• _Material to process_:
---

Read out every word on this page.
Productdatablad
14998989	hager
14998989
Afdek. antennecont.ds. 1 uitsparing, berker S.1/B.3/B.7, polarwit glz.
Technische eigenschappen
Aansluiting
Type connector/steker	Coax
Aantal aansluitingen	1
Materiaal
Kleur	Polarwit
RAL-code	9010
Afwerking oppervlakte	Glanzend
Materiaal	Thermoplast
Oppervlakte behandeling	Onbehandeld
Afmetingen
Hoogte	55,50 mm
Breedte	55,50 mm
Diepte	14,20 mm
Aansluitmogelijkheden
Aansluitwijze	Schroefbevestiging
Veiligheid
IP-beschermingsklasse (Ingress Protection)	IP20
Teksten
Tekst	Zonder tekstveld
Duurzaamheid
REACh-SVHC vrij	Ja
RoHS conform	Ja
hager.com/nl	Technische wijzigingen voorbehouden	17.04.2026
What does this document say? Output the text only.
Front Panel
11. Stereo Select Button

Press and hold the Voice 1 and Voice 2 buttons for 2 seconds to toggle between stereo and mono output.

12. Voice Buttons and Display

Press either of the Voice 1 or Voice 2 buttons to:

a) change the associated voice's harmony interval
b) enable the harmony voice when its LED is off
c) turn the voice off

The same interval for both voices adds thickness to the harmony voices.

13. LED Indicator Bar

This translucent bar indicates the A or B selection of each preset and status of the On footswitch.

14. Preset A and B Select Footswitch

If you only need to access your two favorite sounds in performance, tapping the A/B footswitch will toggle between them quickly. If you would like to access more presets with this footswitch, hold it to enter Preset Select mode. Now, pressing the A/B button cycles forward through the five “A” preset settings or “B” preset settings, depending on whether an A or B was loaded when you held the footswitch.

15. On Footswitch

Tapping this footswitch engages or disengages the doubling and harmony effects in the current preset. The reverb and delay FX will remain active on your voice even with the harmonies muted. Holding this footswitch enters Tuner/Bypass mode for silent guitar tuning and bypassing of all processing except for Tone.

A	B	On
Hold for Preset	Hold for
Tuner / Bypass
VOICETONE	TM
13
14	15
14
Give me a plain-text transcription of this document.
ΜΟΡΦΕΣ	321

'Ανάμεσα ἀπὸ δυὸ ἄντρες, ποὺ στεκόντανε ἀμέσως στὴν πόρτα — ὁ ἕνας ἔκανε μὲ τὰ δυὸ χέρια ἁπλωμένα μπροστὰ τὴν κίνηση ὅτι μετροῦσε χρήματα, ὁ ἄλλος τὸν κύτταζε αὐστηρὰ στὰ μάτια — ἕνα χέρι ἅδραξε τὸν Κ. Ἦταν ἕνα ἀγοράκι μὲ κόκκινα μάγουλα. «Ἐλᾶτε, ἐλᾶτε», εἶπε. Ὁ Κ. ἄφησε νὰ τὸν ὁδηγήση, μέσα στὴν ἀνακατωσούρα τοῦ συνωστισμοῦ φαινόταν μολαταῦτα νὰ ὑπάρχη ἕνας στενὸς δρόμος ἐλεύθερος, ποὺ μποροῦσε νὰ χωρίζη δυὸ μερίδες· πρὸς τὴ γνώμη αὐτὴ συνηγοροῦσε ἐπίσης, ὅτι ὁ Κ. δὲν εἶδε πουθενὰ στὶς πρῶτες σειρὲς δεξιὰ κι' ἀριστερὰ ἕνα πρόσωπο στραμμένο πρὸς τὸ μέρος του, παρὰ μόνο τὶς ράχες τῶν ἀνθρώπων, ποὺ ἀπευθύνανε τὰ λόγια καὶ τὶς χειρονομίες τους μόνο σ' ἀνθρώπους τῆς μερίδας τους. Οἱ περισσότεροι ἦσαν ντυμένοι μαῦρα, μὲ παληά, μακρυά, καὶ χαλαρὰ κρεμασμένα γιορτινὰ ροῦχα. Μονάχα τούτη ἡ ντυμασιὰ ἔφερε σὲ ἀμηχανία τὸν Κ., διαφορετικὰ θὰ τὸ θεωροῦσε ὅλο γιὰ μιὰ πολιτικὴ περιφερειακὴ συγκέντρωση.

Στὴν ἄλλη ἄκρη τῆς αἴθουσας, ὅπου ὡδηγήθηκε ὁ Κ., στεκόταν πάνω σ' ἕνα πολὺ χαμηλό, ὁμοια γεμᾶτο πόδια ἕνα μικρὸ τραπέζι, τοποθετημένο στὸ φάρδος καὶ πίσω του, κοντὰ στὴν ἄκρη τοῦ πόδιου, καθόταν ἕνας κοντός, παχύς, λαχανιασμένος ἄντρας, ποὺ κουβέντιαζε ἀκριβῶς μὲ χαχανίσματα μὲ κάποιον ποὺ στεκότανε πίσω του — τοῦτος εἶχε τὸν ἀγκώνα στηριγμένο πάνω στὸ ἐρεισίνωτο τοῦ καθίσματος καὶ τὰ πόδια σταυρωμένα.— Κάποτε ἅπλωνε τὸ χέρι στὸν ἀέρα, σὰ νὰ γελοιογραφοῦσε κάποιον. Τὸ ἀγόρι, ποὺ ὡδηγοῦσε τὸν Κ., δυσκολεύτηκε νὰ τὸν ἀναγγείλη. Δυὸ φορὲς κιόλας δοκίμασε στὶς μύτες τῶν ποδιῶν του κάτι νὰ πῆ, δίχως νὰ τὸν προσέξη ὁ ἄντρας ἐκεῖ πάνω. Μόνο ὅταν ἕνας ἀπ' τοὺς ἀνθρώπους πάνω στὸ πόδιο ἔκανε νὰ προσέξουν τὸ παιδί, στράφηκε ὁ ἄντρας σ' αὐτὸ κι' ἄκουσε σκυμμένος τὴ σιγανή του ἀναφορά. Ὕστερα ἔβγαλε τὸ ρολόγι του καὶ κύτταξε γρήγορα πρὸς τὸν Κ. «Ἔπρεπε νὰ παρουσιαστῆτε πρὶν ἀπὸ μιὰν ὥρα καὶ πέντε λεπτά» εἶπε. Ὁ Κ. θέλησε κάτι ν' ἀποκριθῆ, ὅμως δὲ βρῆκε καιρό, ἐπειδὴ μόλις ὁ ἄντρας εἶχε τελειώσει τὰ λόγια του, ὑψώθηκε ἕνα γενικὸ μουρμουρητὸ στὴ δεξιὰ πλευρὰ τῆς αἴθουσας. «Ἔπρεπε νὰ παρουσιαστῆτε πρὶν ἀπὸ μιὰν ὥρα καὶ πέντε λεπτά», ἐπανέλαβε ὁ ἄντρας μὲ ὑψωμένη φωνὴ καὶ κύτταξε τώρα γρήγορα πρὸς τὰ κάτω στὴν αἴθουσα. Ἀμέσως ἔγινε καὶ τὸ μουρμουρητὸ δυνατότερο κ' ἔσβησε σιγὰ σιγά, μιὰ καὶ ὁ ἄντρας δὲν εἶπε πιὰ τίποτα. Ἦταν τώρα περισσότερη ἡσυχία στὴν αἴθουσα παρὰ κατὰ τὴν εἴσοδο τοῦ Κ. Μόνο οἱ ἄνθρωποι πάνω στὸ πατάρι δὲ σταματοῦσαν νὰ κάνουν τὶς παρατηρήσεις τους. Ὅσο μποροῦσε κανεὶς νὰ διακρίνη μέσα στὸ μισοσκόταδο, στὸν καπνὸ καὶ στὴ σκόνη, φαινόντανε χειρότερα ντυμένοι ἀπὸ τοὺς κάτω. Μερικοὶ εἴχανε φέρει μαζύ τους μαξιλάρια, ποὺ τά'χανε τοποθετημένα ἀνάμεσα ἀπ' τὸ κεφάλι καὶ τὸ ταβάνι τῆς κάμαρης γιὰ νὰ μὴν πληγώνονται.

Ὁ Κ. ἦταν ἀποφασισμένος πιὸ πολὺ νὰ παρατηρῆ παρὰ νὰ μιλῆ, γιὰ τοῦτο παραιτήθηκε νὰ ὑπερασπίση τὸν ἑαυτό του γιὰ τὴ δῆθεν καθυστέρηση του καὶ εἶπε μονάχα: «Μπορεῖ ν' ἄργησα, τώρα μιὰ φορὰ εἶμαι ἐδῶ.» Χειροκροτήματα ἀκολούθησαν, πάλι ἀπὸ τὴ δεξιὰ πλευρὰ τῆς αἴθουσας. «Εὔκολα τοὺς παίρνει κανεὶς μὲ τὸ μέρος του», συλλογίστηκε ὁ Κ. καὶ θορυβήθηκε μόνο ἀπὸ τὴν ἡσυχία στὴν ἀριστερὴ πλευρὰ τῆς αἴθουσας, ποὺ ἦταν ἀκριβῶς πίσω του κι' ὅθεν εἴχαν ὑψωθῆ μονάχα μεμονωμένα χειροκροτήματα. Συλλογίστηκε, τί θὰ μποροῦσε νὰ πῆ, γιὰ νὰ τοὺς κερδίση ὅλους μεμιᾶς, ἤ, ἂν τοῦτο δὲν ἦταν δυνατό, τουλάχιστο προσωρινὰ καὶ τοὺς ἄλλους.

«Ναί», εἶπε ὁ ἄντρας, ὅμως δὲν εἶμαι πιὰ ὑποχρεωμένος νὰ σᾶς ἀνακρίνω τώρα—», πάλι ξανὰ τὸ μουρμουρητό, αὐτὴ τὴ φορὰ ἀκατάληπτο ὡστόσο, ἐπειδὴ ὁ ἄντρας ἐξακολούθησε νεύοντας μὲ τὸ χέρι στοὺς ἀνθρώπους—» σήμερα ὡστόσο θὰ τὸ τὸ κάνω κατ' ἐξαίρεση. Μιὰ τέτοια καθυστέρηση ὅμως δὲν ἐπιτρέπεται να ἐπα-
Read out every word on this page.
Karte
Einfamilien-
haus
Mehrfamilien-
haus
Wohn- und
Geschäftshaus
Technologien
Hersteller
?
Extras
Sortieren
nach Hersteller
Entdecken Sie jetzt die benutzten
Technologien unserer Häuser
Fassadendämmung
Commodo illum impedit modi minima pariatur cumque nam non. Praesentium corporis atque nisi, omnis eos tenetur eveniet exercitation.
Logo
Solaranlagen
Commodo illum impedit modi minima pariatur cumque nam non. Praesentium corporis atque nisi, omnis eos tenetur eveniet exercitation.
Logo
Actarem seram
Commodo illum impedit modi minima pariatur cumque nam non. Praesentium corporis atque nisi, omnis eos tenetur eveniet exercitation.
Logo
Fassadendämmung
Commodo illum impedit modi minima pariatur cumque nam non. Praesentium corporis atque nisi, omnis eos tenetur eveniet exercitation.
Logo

---

• _Requirements_:
Find each line in the records holding the string "with" and show it.

• _Exercise answer_:
If you only need to access your two favorite sounds in performance, tapping the A/B footswitch will toggle between them quickly. If you would like to access more presets with this footswitch, hold it to enter Preset Select mode. Now, pressing the A/B button cycles forward through the five “A” preset settings or “B” preset settings, depending on whether an A or B was loaded when you held the footswitch.
Tapping this footswitch engages or disengages the doubling and harmony effects in the current preset. The reverb and delay FX will remain active on your voice even with the harmonies muted. Holding this footswitch enters Tuner/Bypass mode for silent guitar tuning and bypassing of all processing except for Tone.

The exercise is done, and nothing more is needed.